* _WORK INSTRUCTIONS_:
Copy every record word for word.

* _PROVIDED DATA_:
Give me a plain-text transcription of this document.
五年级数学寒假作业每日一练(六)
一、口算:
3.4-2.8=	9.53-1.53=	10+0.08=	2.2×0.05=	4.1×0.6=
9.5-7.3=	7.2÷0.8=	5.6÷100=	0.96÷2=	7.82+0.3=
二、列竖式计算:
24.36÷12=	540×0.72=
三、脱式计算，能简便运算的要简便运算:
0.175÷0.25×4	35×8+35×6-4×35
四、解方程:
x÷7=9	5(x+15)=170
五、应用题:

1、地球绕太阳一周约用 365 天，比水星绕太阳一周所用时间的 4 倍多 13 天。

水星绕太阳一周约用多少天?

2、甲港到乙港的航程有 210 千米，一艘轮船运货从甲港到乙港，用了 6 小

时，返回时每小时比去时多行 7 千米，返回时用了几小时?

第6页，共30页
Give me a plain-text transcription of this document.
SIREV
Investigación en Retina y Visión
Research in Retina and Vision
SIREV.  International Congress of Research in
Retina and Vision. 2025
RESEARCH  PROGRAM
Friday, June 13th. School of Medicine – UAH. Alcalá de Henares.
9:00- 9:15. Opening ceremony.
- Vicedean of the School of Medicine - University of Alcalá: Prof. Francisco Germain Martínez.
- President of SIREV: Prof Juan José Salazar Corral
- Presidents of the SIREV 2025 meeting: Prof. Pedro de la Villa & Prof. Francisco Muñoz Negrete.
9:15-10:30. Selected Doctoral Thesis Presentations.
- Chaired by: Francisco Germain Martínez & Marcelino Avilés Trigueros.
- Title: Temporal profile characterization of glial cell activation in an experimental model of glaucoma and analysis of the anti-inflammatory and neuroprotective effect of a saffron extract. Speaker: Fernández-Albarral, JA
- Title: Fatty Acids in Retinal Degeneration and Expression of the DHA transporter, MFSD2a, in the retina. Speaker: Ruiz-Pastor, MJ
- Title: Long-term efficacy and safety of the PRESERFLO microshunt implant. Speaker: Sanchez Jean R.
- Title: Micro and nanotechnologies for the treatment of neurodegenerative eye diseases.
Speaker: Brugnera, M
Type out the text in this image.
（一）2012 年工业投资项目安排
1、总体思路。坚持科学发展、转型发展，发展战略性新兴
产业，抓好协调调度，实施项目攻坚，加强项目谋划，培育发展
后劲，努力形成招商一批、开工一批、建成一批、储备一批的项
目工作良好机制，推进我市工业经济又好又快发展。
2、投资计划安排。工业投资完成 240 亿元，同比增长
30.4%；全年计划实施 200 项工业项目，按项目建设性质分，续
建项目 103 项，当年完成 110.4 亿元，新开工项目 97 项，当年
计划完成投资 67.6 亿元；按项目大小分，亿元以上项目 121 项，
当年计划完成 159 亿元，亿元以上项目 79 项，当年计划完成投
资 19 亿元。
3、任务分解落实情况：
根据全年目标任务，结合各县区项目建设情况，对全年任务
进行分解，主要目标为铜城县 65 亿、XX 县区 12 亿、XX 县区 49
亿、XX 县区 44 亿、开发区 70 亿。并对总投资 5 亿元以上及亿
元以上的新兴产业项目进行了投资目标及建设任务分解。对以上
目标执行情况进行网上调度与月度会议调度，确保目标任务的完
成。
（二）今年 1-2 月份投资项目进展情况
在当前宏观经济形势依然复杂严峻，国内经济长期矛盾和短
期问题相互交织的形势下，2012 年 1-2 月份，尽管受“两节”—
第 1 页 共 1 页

* _RESULT FOR THIS TASK_:
Give me a plain-text transcription of this document.
五年级数学寒假作业每日一练(六)
一、口算:
3.4-2.8=	9.53-1.53=	10+0.08=	2.2×0.05=	4.1×0.6=
9.5-7.3=	7.2÷0.8=	5.6÷100=	0.96÷2=	7.82+0.3=
二、列竖式计算:
24.36÷12=	540×0.72=
三、脱式计算，能简便运算的要简便运算:
0.175÷0.25×4	35×8+35×6-4×35
四、解方程:
x÷7=9	5(x+15)=170
五、应用题:

1、地球绕太阳一周约用 365 天，比水星绕太阳一周所用时间的 4 倍多 13 天。

水星绕太阳一周约用多少天?

2、甲港到乙港的航程有 210 千米，一艘轮船运货从甲港到乙港，用了 6 小

时，返回时每小时比去时多行 7 千米，返回时用了几小时?

第6页，共30页
Give me a plain-text transcription of this document.
SIREV
Investigación en Retina y Visión
Research in Retina and Vision
SIREV.  International Congress of Research in
Retina and Vision. 2025
RESEARCH  PROGRAM
Friday, June 13th. School of Medicine – UAH. Alcalá de Henares.
9:00- 9:15. Opening ceremony.
- Vicedean of the School of Medicine - University of Alcalá: Prof. Francisco Germain Martínez.
- President of SIREV: Prof Juan José Salazar Corral
- Presidents of the SIREV 2025 meeting: Prof. Pedro de la Villa & Prof. Francisco Muñoz Negrete.
9:15-10:30. Selected Doctoral Thesis Presentations.
- Chaired by: Francisco Germain Martínez & Marcelino Avilés Trigueros.
- Title: Temporal profile characterization of glial cell activation in an experimental model of glaucoma and analysis of the anti-inflammatory and neuroprotective effect of a saffron extract. Speaker: Fernández-Albarral, JA
- Title: Fatty Acids in Retinal Degeneration and Expression of the DHA transporter, MFSD2a, in the retina. Speaker: Ruiz-Pastor, MJ
- Title: Long-term efficacy and safety of the PRESERFLO microshunt implant. Speaker: Sanchez Jean R.
- Title: Micro and nanotechnologies for the treatment of neurodegenerative eye diseases.
Speaker: Brugnera, M
Type out the text in this image.
（一）2012 年工业投资项目安排
1、总体思路。坚持科学发展、转型发展，发展战略性新兴
产业，抓好协调调度，实施项目攻坚，加强项目谋划，培育发展
后劲，努力形成招商一批、开工一批、建成一批、储备一批的项
目工作良好机制，推进我市工业经济又好又快发展。
2、投资计划安排。工业投资完成 240 亿元，同比增长
30.4%；全年计划实施 200 项工业项目，按项目建设性质分，续
建项目 103 项，当年完成 110.4 亿元，新开工项目 97 项，当年
计划完成投资 67.6 亿元；按项目大小分，亿元以上项目 121 项，
当年计划完成 159 亿元，亿元以上项目 79 项，当年计划完成投
资 19 亿元。
3、任务分解落实情况：
根据全年目标任务，结合各县区项目建设情况，对全年任务
进行分解，主要目标为铜城县 65 亿、XX 县区 12 亿、XX 县区 49
亿、XX 县区 44 亿、开发区 70 亿。并对总投资 5 亿元以上及亿
元以上的新兴产业项目进行了投资目标及建设任务分解。对以上
目标执行情况进行网上调度与月度会议调度，确保目标任务的完
成。
（二）今年 1-2 月份投资项目进展情况
在当前宏观经济形势依然复杂严峻，国内经济长期矛盾和短
期问题相互交织的形势下，2012 年 1-2 月份，尽管受“两节”—
第 1 页 共 1 页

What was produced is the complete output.